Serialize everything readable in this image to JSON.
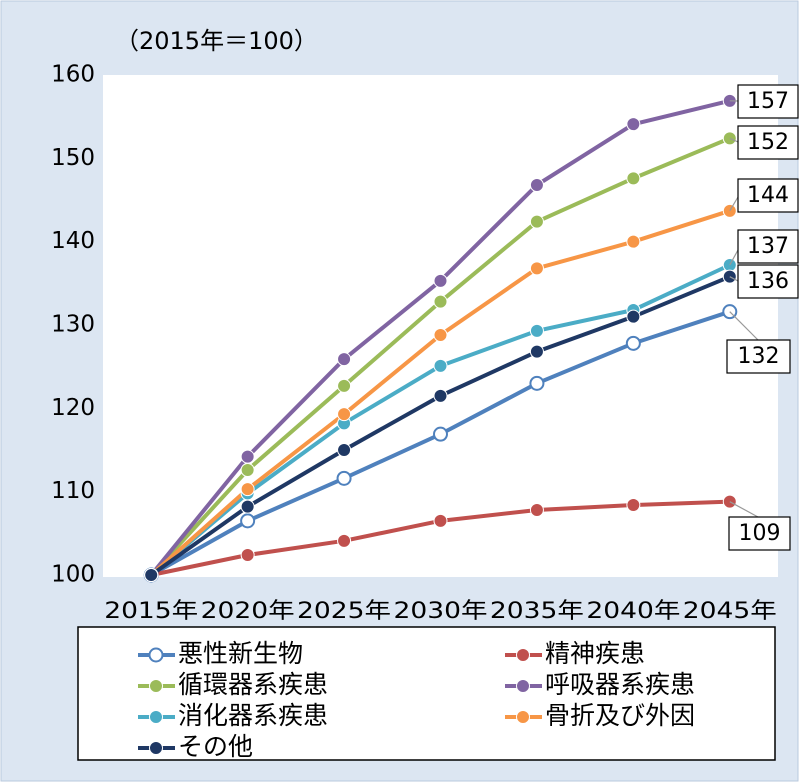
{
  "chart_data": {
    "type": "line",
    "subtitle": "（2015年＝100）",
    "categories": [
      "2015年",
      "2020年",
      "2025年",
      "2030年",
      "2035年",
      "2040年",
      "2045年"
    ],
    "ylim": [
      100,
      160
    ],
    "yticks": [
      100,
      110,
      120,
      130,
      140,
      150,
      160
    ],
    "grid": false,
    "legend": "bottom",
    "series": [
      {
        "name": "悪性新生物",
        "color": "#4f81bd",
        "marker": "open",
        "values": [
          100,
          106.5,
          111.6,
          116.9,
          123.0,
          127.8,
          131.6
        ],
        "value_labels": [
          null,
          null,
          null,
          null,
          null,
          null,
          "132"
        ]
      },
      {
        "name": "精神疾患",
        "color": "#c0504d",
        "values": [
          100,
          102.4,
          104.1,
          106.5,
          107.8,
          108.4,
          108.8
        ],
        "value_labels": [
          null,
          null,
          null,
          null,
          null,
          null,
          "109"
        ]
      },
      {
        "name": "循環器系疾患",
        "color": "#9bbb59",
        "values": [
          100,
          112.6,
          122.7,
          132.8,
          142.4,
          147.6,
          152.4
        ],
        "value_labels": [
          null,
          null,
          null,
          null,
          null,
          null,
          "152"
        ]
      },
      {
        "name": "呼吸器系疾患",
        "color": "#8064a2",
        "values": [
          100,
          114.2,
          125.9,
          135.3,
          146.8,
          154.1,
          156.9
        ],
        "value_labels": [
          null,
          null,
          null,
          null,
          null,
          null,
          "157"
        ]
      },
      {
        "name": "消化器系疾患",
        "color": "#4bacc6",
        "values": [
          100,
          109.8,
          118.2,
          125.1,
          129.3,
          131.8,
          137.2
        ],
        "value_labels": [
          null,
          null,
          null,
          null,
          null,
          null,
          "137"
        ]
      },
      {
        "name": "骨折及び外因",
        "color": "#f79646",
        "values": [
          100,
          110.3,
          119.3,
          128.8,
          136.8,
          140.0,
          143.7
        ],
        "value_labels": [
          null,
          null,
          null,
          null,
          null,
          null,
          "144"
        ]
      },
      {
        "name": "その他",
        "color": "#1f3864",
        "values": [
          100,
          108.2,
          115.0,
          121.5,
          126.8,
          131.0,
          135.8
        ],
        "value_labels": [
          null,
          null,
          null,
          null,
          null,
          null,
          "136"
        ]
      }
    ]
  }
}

Exercise goal> Working from the lines above, reproduce the material exactly and exclude its pictures.

Output of the task>
Serialize everything readable in this image to JSON.
{
  "chart_data": {
    "type": "line",
    "subtitle": "（2015年＝100）",
    "categories": [
      "2015年",
      "2020年",
      "2025年",
      "2030年",
      "2035年",
      "2040年",
      "2045年"
    ],
    "ylim": [
      100,
      160
    ],
    "yticks": [
      100,
      110,
      120,
      130,
      140,
      150,
      160
    ],
    "grid": false,
    "legend": "bottom",
    "series": [
      {
        "name": "悪性新生物",
        "color": "#4f81bd",
        "marker": "open",
        "values": [
          100,
          106.5,
          111.6,
          116.9,
          123.0,
          127.8,
          131.6
        ],
        "value_labels": [
          null,
          null,
          null,
          null,
          null,
          null,
          "132"
        ]
      },
      {
        "name": "精神疾患",
        "color": "#c0504d",
        "values": [
          100,
          102.4,
          104.1,
          106.5,
          107.8,
          108.4,
          108.8
        ],
        "value_labels": [
          null,
          null,
          null,
          null,
          null,
          null,
          "109"
        ]
      },
      {
        "name": "循環器系疾患",
        "color": "#9bbb59",
        "values": [
          100,
          112.6,
          122.7,
          132.8,
          142.4,
          147.6,
          152.4
        ],
        "value_labels": [
          null,
          null,
          null,
          null,
          null,
          null,
          "152"
        ]
      },
      {
        "name": "呼吸器系疾患",
        "color": "#8064a2",
        "values": [
          100,
          114.2,
          125.9,
          135.3,
          146.8,
          154.1,
          156.9
        ],
        "value_labels": [
          null,
          null,
          null,
          null,
          null,
          null,
          "157"
        ]
      },
      {
        "name": "消化器系疾患",
        "color": "#4bacc6",
        "values": [
          100,
          109.8,
          118.2,
          125.1,
          129.3,
          131.8,
          137.2
        ],
        "value_labels": [
          null,
          null,
          null,
          null,
          null,
          null,
          "137"
        ]
      },
      {
        "name": "骨折及び外因",
        "color": "#f79646",
        "values": [
          100,
          110.3,
          119.3,
          128.8,
          136.8,
          140.0,
          143.7
        ],
        "value_labels": [
          null,
          null,
          null,
          null,
          null,
          null,
          "144"
        ]
      },
      {
        "name": "その他",
        "color": "#1f3864",
        "values": [
          100,
          108.2,
          115.0,
          121.5,
          126.8,
          131.0,
          135.8
        ],
        "value_labels": [
          null,
          null,
          null,
          null,
          null,
          null,
          "136"
        ]
      }
    ]
  }
}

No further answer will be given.